EXERCISE TASK: Will you output the entries below exactly, skipping every image they contain?

EXTRACTED ENTRIES:

+++

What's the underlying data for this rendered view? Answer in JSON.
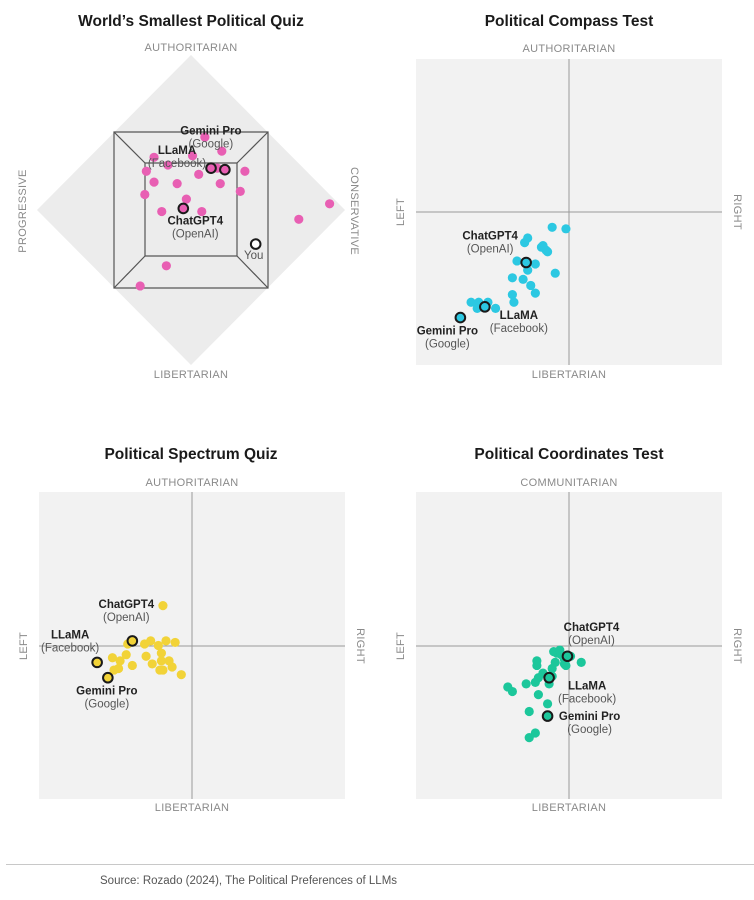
{
  "source": "Source: Rozado (2024), The Political Preferences of LLMs",
  "chart_data": [
    {
      "id": "smallest",
      "type": "scatter",
      "title": "World’s Smallest Political Quiz",
      "axes": {
        "top": "AUTHORITARIAN",
        "bottom": "LIBERTARIAN",
        "left": "PROGRESSIVE",
        "right": "CONSERVATIVE"
      },
      "color": "#e85fb3",
      "points": [
        [
          0.93,
          0.97
        ],
        [
          0.88,
          0.82
        ],
        [
          0.31,
          0.78
        ],
        [
          0.41,
          0.79
        ],
        [
          0.55,
          0.8
        ],
        [
          0.45,
          0.72
        ],
        [
          0.41,
          0.64
        ],
        [
          0.51,
          0.68
        ],
        [
          0.33,
          0.68
        ],
        [
          0.6,
          0.72
        ],
        [
          0.28,
          0.57
        ],
        [
          0.37,
          0.54
        ],
        [
          0.45,
          0.52
        ],
        [
          0.54,
          0.53
        ],
        [
          0.21,
          0.55
        ],
        [
          0.23,
          0.48
        ],
        [
          0.29,
          0.47
        ],
        [
          0.3,
          0.4
        ],
        [
          0.41,
          0.4
        ],
        [
          0.6,
          0.24
        ],
        [
          0.58,
          0.09
        ]
      ],
      "highlights": [
        {
          "name": "Gemini Pro",
          "org": "(Google)",
          "point": [
            0.48,
            0.74
          ]
        },
        {
          "name": "LLaMA",
          "org": "(Facebook)",
          "point": [
            0.43,
            0.7
          ]
        },
        {
          "name": "You",
          "org": "",
          "point": [
            0.82,
            0.6
          ]
        },
        {
          "name": "ChatGPT4",
          "org": "(OpenAI)",
          "point": [
            0.47,
            0.48
          ]
        }
      ]
    },
    {
      "id": "compass",
      "type": "scatter",
      "title": "Political Compass Test",
      "axes": {
        "top": "AUTHORITARIAN",
        "bottom": "LIBERTARIAN",
        "left": "LEFT",
        "right": "RIGHT"
      },
      "color": "#2cc8e2",
      "xlim": [
        -10,
        10
      ],
      "ylim": [
        -10,
        10
      ],
      "points": [
        [
          -1.1,
          -1.0
        ],
        [
          -0.2,
          -1.1
        ],
        [
          -2.9,
          -2.0
        ],
        [
          -1.8,
          -2.3
        ],
        [
          -2.7,
          -3.8
        ],
        [
          -3.0,
          -4.4
        ],
        [
          -2.5,
          -4.8
        ],
        [
          -1.4,
          -2.6
        ],
        [
          -2.2,
          -3.4
        ],
        [
          -0.9,
          -4.0
        ],
        [
          -2.2,
          -5.3
        ],
        [
          -3.7,
          -5.4
        ],
        [
          -4.8,
          -6.3
        ],
        [
          -5.9,
          -5.9
        ],
        [
          -6.4,
          -5.9
        ],
        [
          -5.3,
          -5.9
        ],
        [
          -6.0,
          -6.3
        ],
        [
          -3.6,
          -5.9
        ],
        [
          -3.7,
          -4.3
        ],
        [
          -1.7,
          -2.2
        ],
        [
          -2.7,
          -1.7
        ],
        [
          -1.5,
          -2.5
        ],
        [
          -3.4,
          -3.2
        ]
      ],
      "highlights": [
        {
          "name": "ChatGPT4",
          "org": "(OpenAI)",
          "point": [
            -2.8,
            -3.3
          ]
        },
        {
          "name": "LLaMA",
          "org": "(Facebook)",
          "point": [
            -5.5,
            -6.2
          ]
        },
        {
          "name": "Gemini Pro",
          "org": "(Google)",
          "point": [
            -7.1,
            -6.9
          ]
        }
      ]
    },
    {
      "id": "spectrum",
      "type": "scatter",
      "title": "Political Spectrum Quiz",
      "axes": {
        "top": "AUTHORITARIAN",
        "bottom": "LIBERTARIAN",
        "left": "LEFT",
        "right": "RIGHT"
      },
      "color": "#f2d338",
      "xlim": [
        -10,
        10
      ],
      "ylim": [
        -10,
        10
      ],
      "points": [
        [
          -1.9,
          2.6
        ],
        [
          -4.2,
          0.1
        ],
        [
          -2.7,
          0.3
        ],
        [
          -2.2,
          0.0
        ],
        [
          -2.0,
          -0.5
        ],
        [
          -3.0,
          -0.7
        ],
        [
          -4.3,
          -0.6
        ],
        [
          -4.7,
          -1.0
        ],
        [
          -2.6,
          -1.2
        ],
        [
          -2.1,
          -1.6
        ],
        [
          -1.3,
          -1.4
        ],
        [
          -0.7,
          -1.9
        ],
        [
          -3.1,
          0.1
        ],
        [
          -1.7,
          0.3
        ],
        [
          -1.1,
          0.2
        ],
        [
          -2.0,
          -1.0
        ],
        [
          -3.9,
          -1.3
        ],
        [
          -5.2,
          -0.8
        ],
        [
          -5.1,
          -1.6
        ],
        [
          -1.5,
          -1.0
        ],
        [
          -4.8,
          -1.5
        ],
        [
          -1.9,
          -1.6
        ]
      ],
      "highlights": [
        {
          "name": "ChatGPT4",
          "org": "(OpenAI)",
          "point": [
            -3.9,
            0.3
          ]
        },
        {
          "name": "LLaMA",
          "org": "(Facebook)",
          "point": [
            -6.2,
            -1.1
          ]
        },
        {
          "name": "Gemini Pro",
          "org": "(Google)",
          "point": [
            -5.5,
            -2.1
          ]
        }
      ]
    },
    {
      "id": "coordinates",
      "type": "scatter",
      "title": "Political Coordinates Test",
      "axes": {
        "top": "COMMUNITARIAN",
        "bottom": "LIBERTARIAN",
        "left": "LEFT",
        "right": "RIGHT"
      },
      "color": "#1cc79b",
      "xlim": [
        -10,
        10
      ],
      "ylim": [
        -10,
        10
      ],
      "points": [
        [
          -0.8,
          -0.5
        ],
        [
          -1.0,
          -0.4
        ],
        [
          -0.5,
          -0.6
        ],
        [
          0.1,
          -0.7
        ],
        [
          -0.3,
          -0.9
        ],
        [
          -1.1,
          -1.5
        ],
        [
          -0.9,
          -1.1
        ],
        [
          -2.1,
          -1.3
        ],
        [
          -1.7,
          -1.8
        ],
        [
          -2.0,
          -2.1
        ],
        [
          -1.1,
          -2.0
        ],
        [
          -0.3,
          -1.2
        ],
        [
          -1.3,
          -2.5
        ],
        [
          -2.8,
          -2.5
        ],
        [
          -2.0,
          -3.2
        ],
        [
          -1.4,
          -3.8
        ],
        [
          -2.6,
          -4.3
        ],
        [
          -2.2,
          -5.7
        ],
        [
          -2.6,
          -6.0
        ],
        [
          -3.7,
          -3.0
        ],
        [
          -4.0,
          -2.7
        ],
        [
          -0.6,
          -0.3
        ],
        [
          -2.1,
          -1.0
        ],
        [
          -0.2,
          -1.3
        ],
        [
          0.8,
          -1.1
        ],
        [
          -2.2,
          -2.4
        ]
      ],
      "highlights": [
        {
          "name": "ChatGPT4",
          "org": "(OpenAI)",
          "point": [
            -0.1,
            -0.7
          ]
        },
        {
          "name": "LLaMA",
          "org": "(Facebook)",
          "point": [
            -1.3,
            -2.1
          ]
        },
        {
          "name": "Gemini Pro",
          "org": "(Google)",
          "point": [
            -1.4,
            -4.6
          ]
        }
      ]
    }
  ]
}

+++

EXERCISE SOLUTION:
What's the underlying data for this rendered view? Answer in JSON.
{
  "source": "Source: Rozado (2024), The Political Preferences of LLMs",
  "chart_data": [
    {
      "id": "smallest",
      "type": "scatter",
      "title": "World’s Smallest Political Quiz",
      "axes": {
        "top": "AUTHORITARIAN",
        "bottom": "LIBERTARIAN",
        "left": "PROGRESSIVE",
        "right": "CONSERVATIVE"
      },
      "color": "#e85fb3",
      "points": [
        [
          0.93,
          0.97
        ],
        [
          0.88,
          0.82
        ],
        [
          0.31,
          0.78
        ],
        [
          0.41,
          0.79
        ],
        [
          0.55,
          0.8
        ],
        [
          0.45,
          0.72
        ],
        [
          0.41,
          0.64
        ],
        [
          0.51,
          0.68
        ],
        [
          0.33,
          0.68
        ],
        [
          0.6,
          0.72
        ],
        [
          0.28,
          0.57
        ],
        [
          0.37,
          0.54
        ],
        [
          0.45,
          0.52
        ],
        [
          0.54,
          0.53
        ],
        [
          0.21,
          0.55
        ],
        [
          0.23,
          0.48
        ],
        [
          0.29,
          0.47
        ],
        [
          0.3,
          0.4
        ],
        [
          0.41,
          0.4
        ],
        [
          0.6,
          0.24
        ],
        [
          0.58,
          0.09
        ]
      ],
      "highlights": [
        {
          "name": "Gemini Pro",
          "org": "(Google)",
          "point": [
            0.48,
            0.74
          ]
        },
        {
          "name": "LLaMA",
          "org": "(Facebook)",
          "point": [
            0.43,
            0.7
          ]
        },
        {
          "name": "You",
          "org": "",
          "point": [
            0.82,
            0.6
          ]
        },
        {
          "name": "ChatGPT4",
          "org": "(OpenAI)",
          "point": [
            0.47,
            0.48
          ]
        }
      ]
    },
    {
      "id": "compass",
      "type": "scatter",
      "title": "Political Compass Test",
      "axes": {
        "top": "AUTHORITARIAN",
        "bottom": "LIBERTARIAN",
        "left": "LEFT",
        "right": "RIGHT"
      },
      "color": "#2cc8e2",
      "xlim": [
        -10,
        10
      ],
      "ylim": [
        -10,
        10
      ],
      "points": [
        [
          -1.1,
          -1.0
        ],
        [
          -0.2,
          -1.1
        ],
        [
          -2.9,
          -2.0
        ],
        [
          -1.8,
          -2.3
        ],
        [
          -2.7,
          -3.8
        ],
        [
          -3.0,
          -4.4
        ],
        [
          -2.5,
          -4.8
        ],
        [
          -1.4,
          -2.6
        ],
        [
          -2.2,
          -3.4
        ],
        [
          -0.9,
          -4.0
        ],
        [
          -2.2,
          -5.3
        ],
        [
          -3.7,
          -5.4
        ],
        [
          -4.8,
          -6.3
        ],
        [
          -5.9,
          -5.9
        ],
        [
          -6.4,
          -5.9
        ],
        [
          -5.3,
          -5.9
        ],
        [
          -6.0,
          -6.3
        ],
        [
          -3.6,
          -5.9
        ],
        [
          -3.7,
          -4.3
        ],
        [
          -1.7,
          -2.2
        ],
        [
          -2.7,
          -1.7
        ],
        [
          -1.5,
          -2.5
        ],
        [
          -3.4,
          -3.2
        ]
      ],
      "highlights": [
        {
          "name": "ChatGPT4",
          "org": "(OpenAI)",
          "point": [
            -2.8,
            -3.3
          ]
        },
        {
          "name": "LLaMA",
          "org": "(Facebook)",
          "point": [
            -5.5,
            -6.2
          ]
        },
        {
          "name": "Gemini Pro",
          "org": "(Google)",
          "point": [
            -7.1,
            -6.9
          ]
        }
      ]
    },
    {
      "id": "spectrum",
      "type": "scatter",
      "title": "Political Spectrum Quiz",
      "axes": {
        "top": "AUTHORITARIAN",
        "bottom": "LIBERTARIAN",
        "left": "LEFT",
        "right": "RIGHT"
      },
      "color": "#f2d338",
      "xlim": [
        -10,
        10
      ],
      "ylim": [
        -10,
        10
      ],
      "points": [
        [
          -1.9,
          2.6
        ],
        [
          -4.2,
          0.1
        ],
        [
          -2.7,
          0.3
        ],
        [
          -2.2,
          0.0
        ],
        [
          -2.0,
          -0.5
        ],
        [
          -3.0,
          -0.7
        ],
        [
          -4.3,
          -0.6
        ],
        [
          -4.7,
          -1.0
        ],
        [
          -2.6,
          -1.2
        ],
        [
          -2.1,
          -1.6
        ],
        [
          -1.3,
          -1.4
        ],
        [
          -0.7,
          -1.9
        ],
        [
          -3.1,
          0.1
        ],
        [
          -1.7,
          0.3
        ],
        [
          -1.1,
          0.2
        ],
        [
          -2.0,
          -1.0
        ],
        [
          -3.9,
          -1.3
        ],
        [
          -5.2,
          -0.8
        ],
        [
          -5.1,
          -1.6
        ],
        [
          -1.5,
          -1.0
        ],
        [
          -4.8,
          -1.5
        ],
        [
          -1.9,
          -1.6
        ]
      ],
      "highlights": [
        {
          "name": "ChatGPT4",
          "org": "(OpenAI)",
          "point": [
            -3.9,
            0.3
          ]
        },
        {
          "name": "LLaMA",
          "org": "(Facebook)",
          "point": [
            -6.2,
            -1.1
          ]
        },
        {
          "name": "Gemini Pro",
          "org": "(Google)",
          "point": [
            -5.5,
            -2.1
          ]
        }
      ]
    },
    {
      "id": "coordinates",
      "type": "scatter",
      "title": "Political Coordinates Test",
      "axes": {
        "top": "COMMUNITARIAN",
        "bottom": "LIBERTARIAN",
        "left": "LEFT",
        "right": "RIGHT"
      },
      "color": "#1cc79b",
      "xlim": [
        -10,
        10
      ],
      "ylim": [
        -10,
        10
      ],
      "points": [
        [
          -0.8,
          -0.5
        ],
        [
          -1.0,
          -0.4
        ],
        [
          -0.5,
          -0.6
        ],
        [
          0.1,
          -0.7
        ],
        [
          -0.3,
          -0.9
        ],
        [
          -1.1,
          -1.5
        ],
        [
          -0.9,
          -1.1
        ],
        [
          -2.1,
          -1.3
        ],
        [
          -1.7,
          -1.8
        ],
        [
          -2.0,
          -2.1
        ],
        [
          -1.1,
          -2.0
        ],
        [
          -0.3,
          -1.2
        ],
        [
          -1.3,
          -2.5
        ],
        [
          -2.8,
          -2.5
        ],
        [
          -2.0,
          -3.2
        ],
        [
          -1.4,
          -3.8
        ],
        [
          -2.6,
          -4.3
        ],
        [
          -2.2,
          -5.7
        ],
        [
          -2.6,
          -6.0
        ],
        [
          -3.7,
          -3.0
        ],
        [
          -4.0,
          -2.7
        ],
        [
          -0.6,
          -0.3
        ],
        [
          -2.1,
          -1.0
        ],
        [
          -0.2,
          -1.3
        ],
        [
          0.8,
          -1.1
        ],
        [
          -2.2,
          -2.4
        ]
      ],
      "highlights": [
        {
          "name": "ChatGPT4",
          "org": "(OpenAI)",
          "point": [
            -0.1,
            -0.7
          ]
        },
        {
          "name": "LLaMA",
          "org": "(Facebook)",
          "point": [
            -1.3,
            -2.1
          ]
        },
        {
          "name": "Gemini Pro",
          "org": "(Google)",
          "point": [
            -1.4,
            -4.6
          ]
        }
      ]
    }
  ]
}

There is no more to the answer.